■ Exercise task:
Omit all images, then return the remaining material exactly as it stands.

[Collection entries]
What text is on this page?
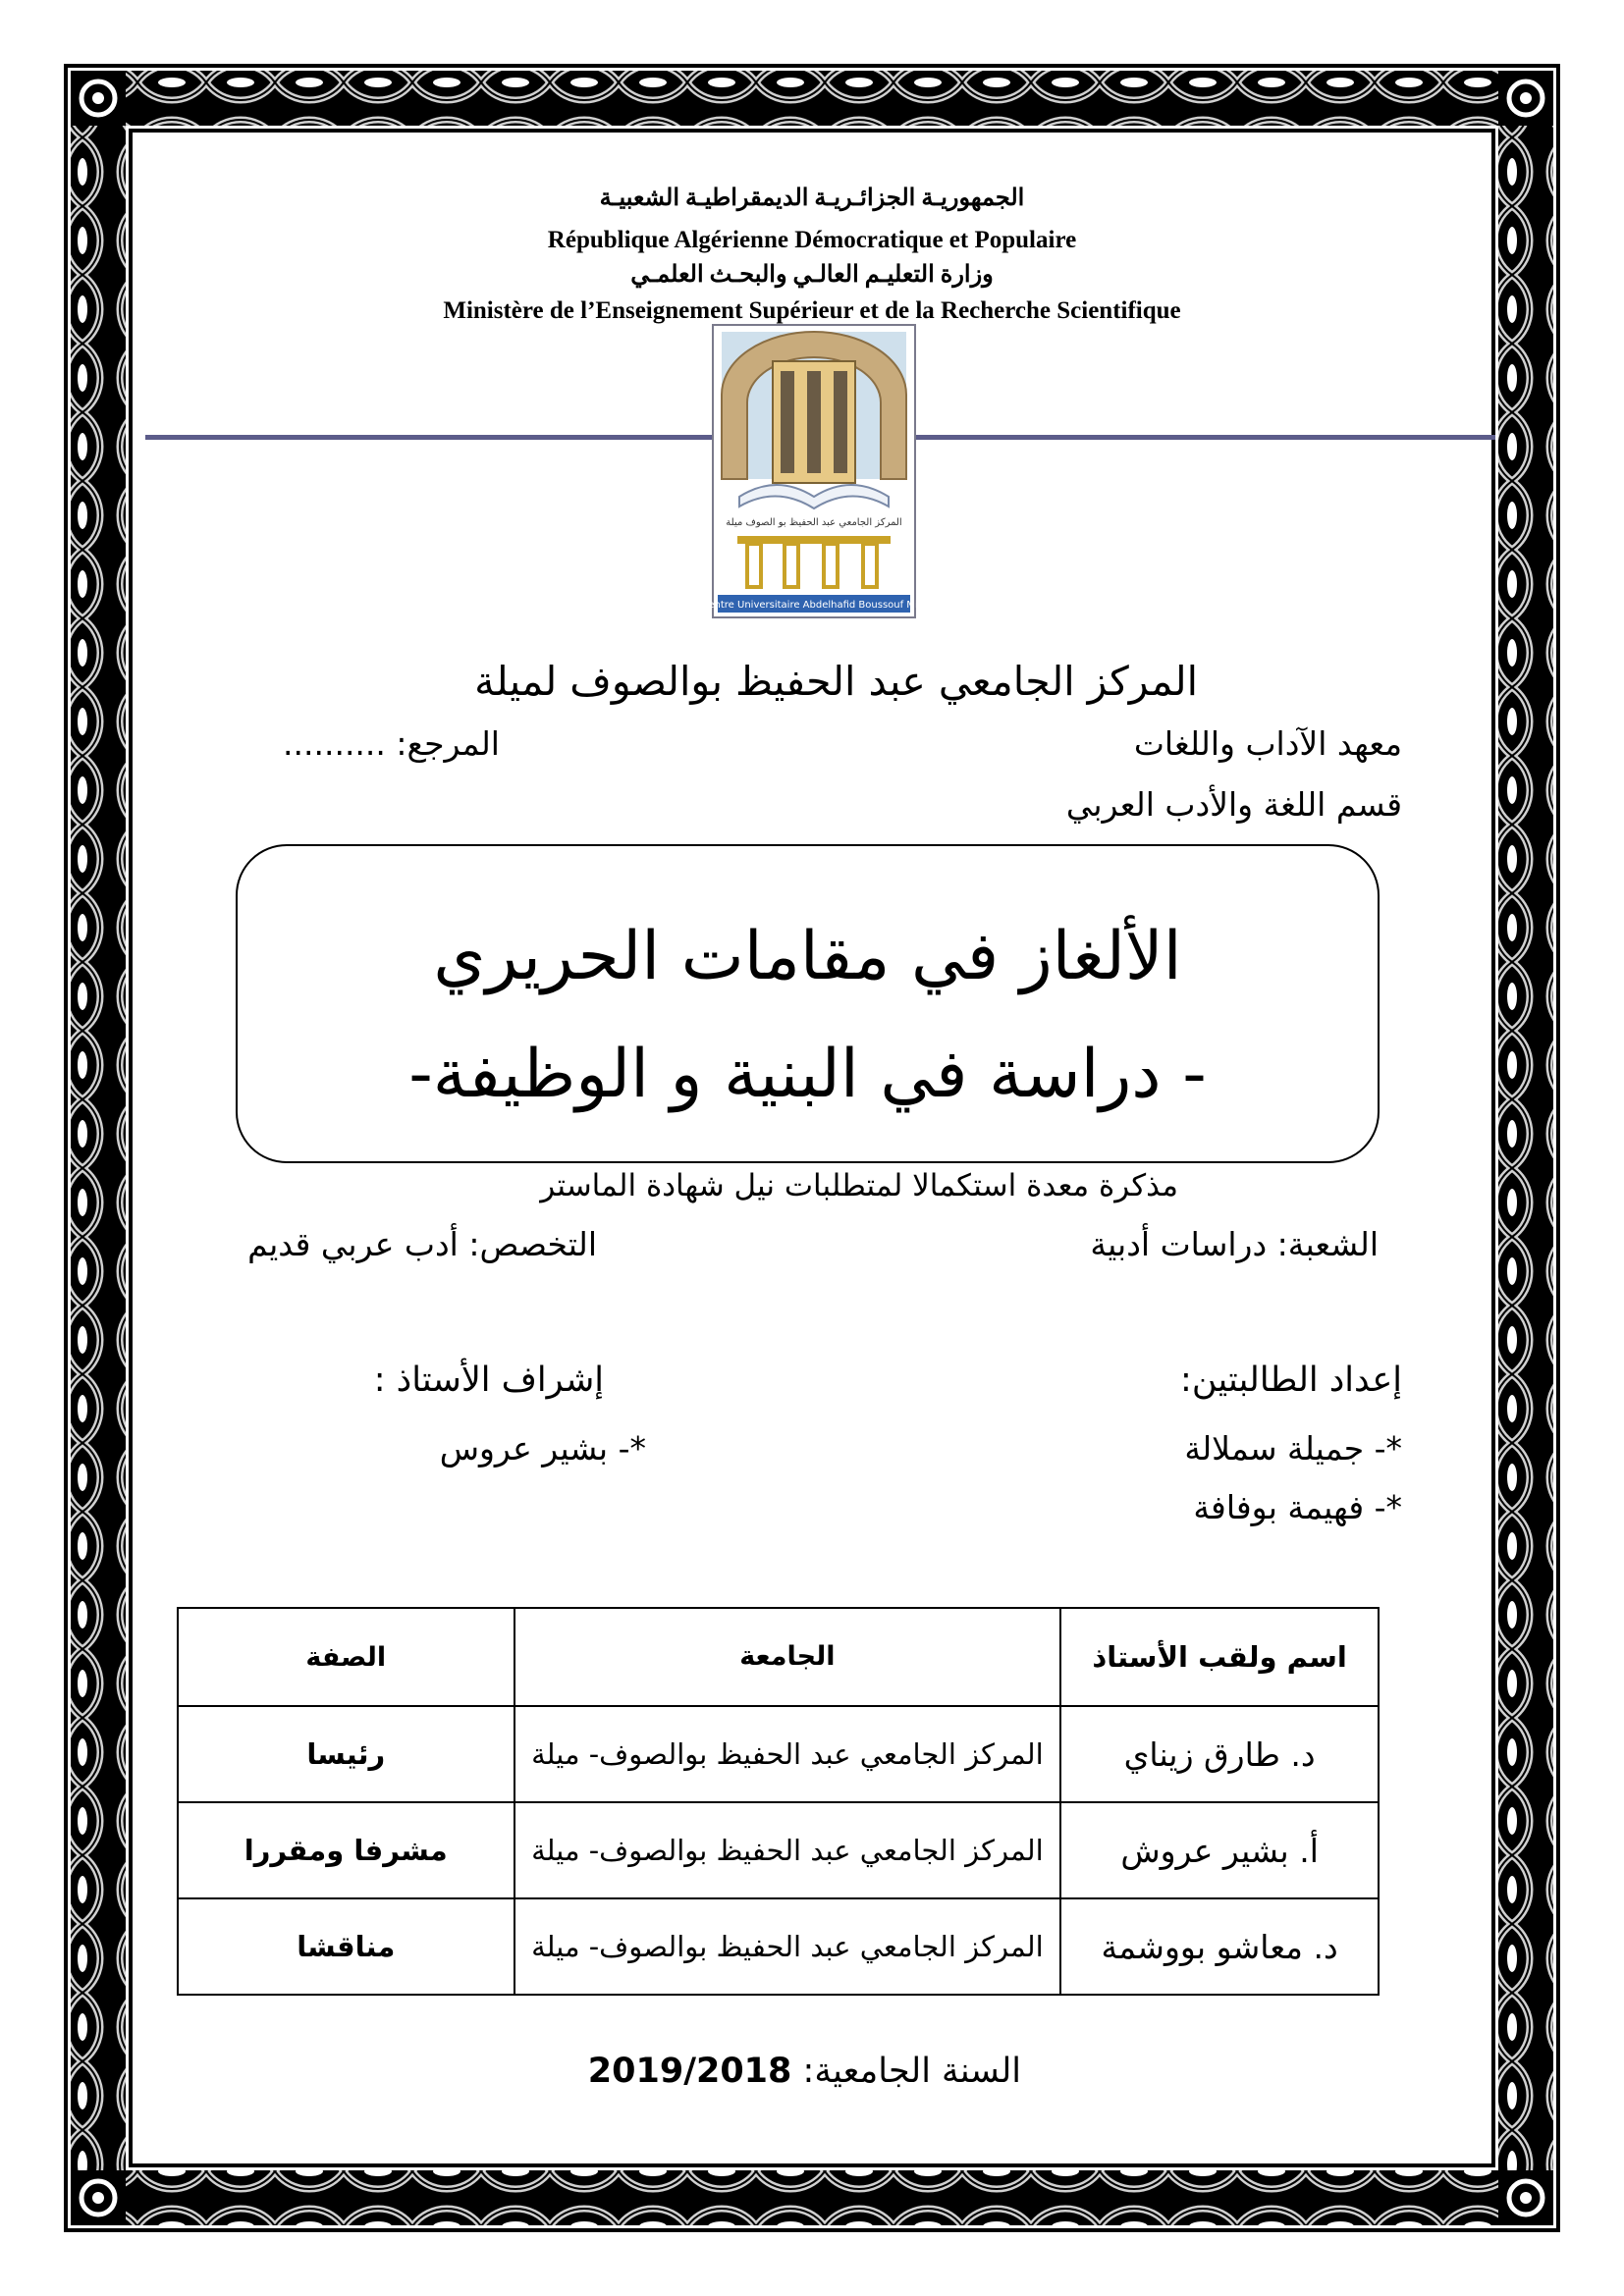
الجمهوريـة الجزائـريـة الديمقراطيـة الشعبيـة
République Algérienne Démocratique et Populaire
وزارة التعليـم العالـي والبحـث العلمـي
Ministère de l’Enseignement Supérieur et de la Recherche Scientifique
المركز الجامعي عبد الحفيظ بو الصوف ميلة
Centre Universitaire Abdelhafid Boussouf Mila
المركز الجامعي عبد الحفيظ بوالصوف لميلة
معهد الآداب واللغات
المرجع: ..........
قسم اللغة والأدب العربي
الألغاز في مقامات الحريري
- دراسة في البنية و الوظيفة-
مذكرة معدة استكمالا لمتطلبات نيل شهادة الماستر
الشعبة: دراسات أدبية
التخصص: أدب عربي قديم
إعداد الطالبتين:
إشراف الأستاذ :
*- جميلة سملالة
*- بشير عروس
*- فهيمة بوفافة
اسم ولقب الأستاذ	الجامعة	الصفة
د. طارق زيناي	المركز الجامعي عبد الحفيظ بوالصوف- ميلة	رئيسا
أ. بشير عروش	المركز الجامعي عبد الحفيظ بوالصوف- ميلة	مشرفا ومقررا
د. معاشو بووشمة	المركز الجامعي عبد الحفيظ بوالصوف- ميلة	مناقشا
السنة الجامعية: 2019/2018
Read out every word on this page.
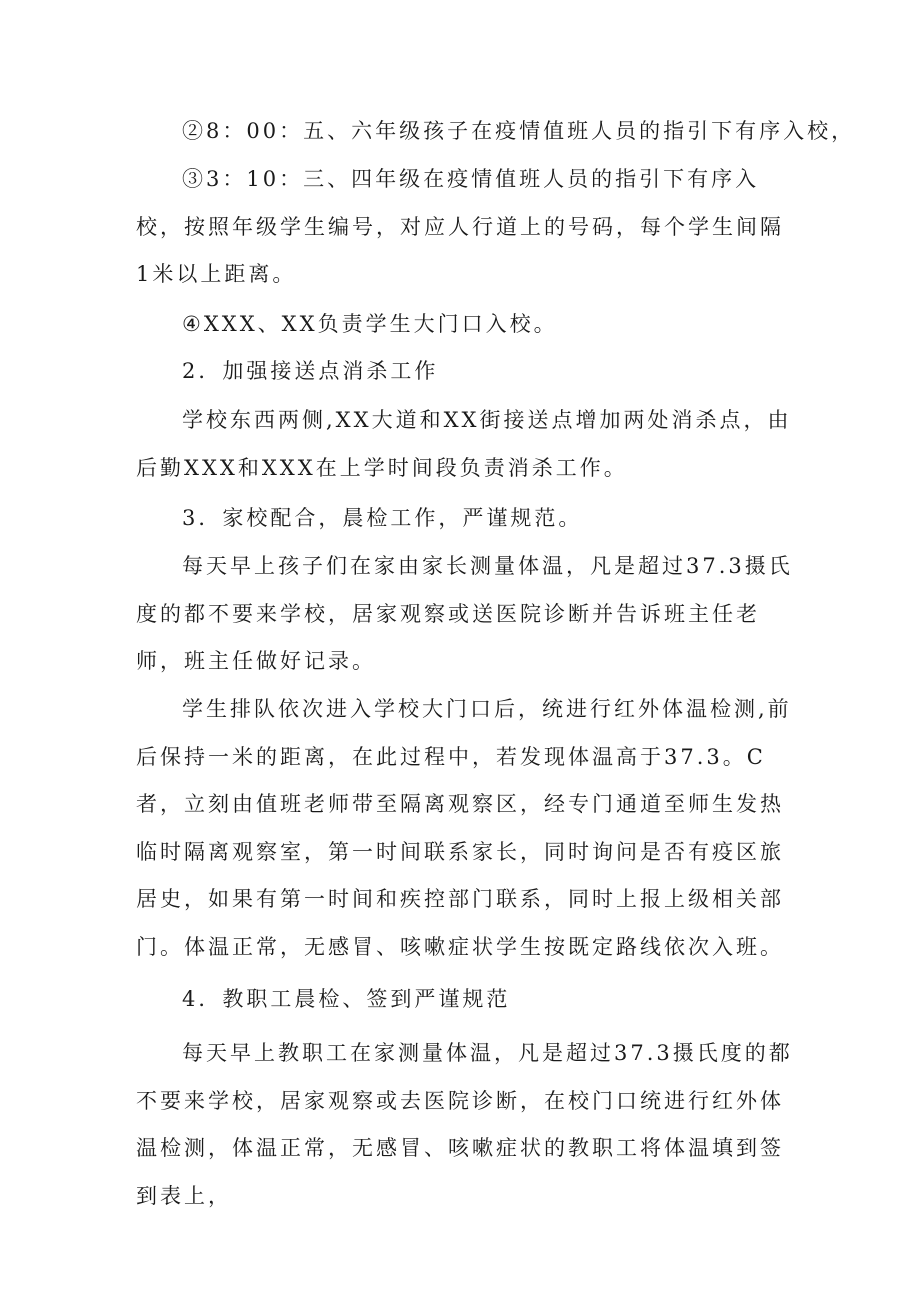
②8：00：五、六年级孩子在疫情值班人员的指引下有序入校，

③3：10：三、四年级在疫情值班人员的指引下有序入校，按照年级学生编号，对应人行道上的号码，每个学生间隔1米以上距离。

④XXX、XX负责学生大门口入校。

2．加强接送点消杀工作

学校东西两侧,XX大道和XX街接送点增加两处消杀点，由后勤XXX和XXX在上学时间段负责消杀工作。

3．家校配合，晨检工作，严谨规范。

每天早上孩子们在家由家长测量体温，凡是超过37.3摄氏度的都不要来学校，居家观察或送医院诊断并告诉班主任老师，班主任做好记录。

学生排队依次进入学校大门口后，统进行红外体温检测,前后保持一米的距离，在此过程中，若发现体温高于37.3。C者，立刻由值班老师带至隔离观察区，经专门通道至师生发热临时隔离观察室，第一时间联系家长，同时询问是否有疫区旅居史，如果有第一时间和疾控部门联系，同时上报上级相关部门。体温正常，无感冒、咳嗽症状学生按既定路线依次入班。

4．教职工晨检、签到严谨规范

每天早上教职工在家测量体温，凡是超过37.3摄氏度的都不要来学校，居家观察或去医院诊断，在校门口统进行红外体温检测，体温正常，无感冒、咳嗽症状的教职工将体温填到签到表上，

■ Result of this exercise:
What text is on this page?
الجمهوريـة الجزائـريـة الديمقراطيـة الشعبيـة
République Algérienne Démocratique et Populaire
وزارة التعليـم العالـي والبحـث العلمـي
Ministère de l’Enseignement Supérieur et de la Recherche Scientifique
المركز الجامعي عبد الحفيظ بو الصوف ميلة
Centre Universitaire Abdelhafid Boussouf Mila
المركز الجامعي عبد الحفيظ بوالصوف لميلة
معهد الآداب واللغات
المرجع: ..........
قسم اللغة والأدب العربي
الألغاز في مقامات الحريري
- دراسة في البنية و الوظيفة-
مذكرة معدة استكمالا لمتطلبات نيل شهادة الماستر
الشعبة: دراسات أدبية
التخصص: أدب عربي قديم
إعداد الطالبتين:
إشراف الأستاذ :
*- جميلة سملالة
*- بشير عروس
*- فهيمة بوفافة
اسم ولقب الأستاذ	الجامعة	الصفة
د. طارق زيناي	المركز الجامعي عبد الحفيظ بوالصوف- ميلة	رئيسا
أ. بشير عروش	المركز الجامعي عبد الحفيظ بوالصوف- ميلة	مشرفا ومقررا
د. معاشو بووشمة	المركز الجامعي عبد الحفيظ بوالصوف- ميلة	مناقشا
السنة الجامعية: 2019/2018
Read out every word on this page.
②8：00：五、六年级孩子在疫情值班人员的指引下有序入校，

③3：10：三、四年级在疫情值班人员的指引下有序入校，按照年级学生编号，对应人行道上的号码，每个学生间隔1米以上距离。

④XXX、XX负责学生大门口入校。

2．加强接送点消杀工作

学校东西两侧,XX大道和XX街接送点增加两处消杀点，由后勤XXX和XXX在上学时间段负责消杀工作。

3．家校配合，晨检工作，严谨规范。

每天早上孩子们在家由家长测量体温，凡是超过37.3摄氏度的都不要来学校，居家观察或送医院诊断并告诉班主任老师，班主任做好记录。

学生排队依次进入学校大门口后，统进行红外体温检测,前后保持一米的距离，在此过程中，若发现体温高于37.3。C者，立刻由值班老师带至隔离观察区，经专门通道至师生发热临时隔离观察室，第一时间联系家长，同时询问是否有疫区旅居史，如果有第一时间和疾控部门联系，同时上报上级相关部门。体温正常，无感冒、咳嗽症状学生按既定路线依次入班。

4．教职工晨检、签到严谨规范

每天早上教职工在家测量体温，凡是超过37.3摄氏度的都不要来学校，居家观察或去医院诊断，在校门口统进行红外体温检测，体温正常，无感冒、咳嗽症状的教职工将体温填到签到表上，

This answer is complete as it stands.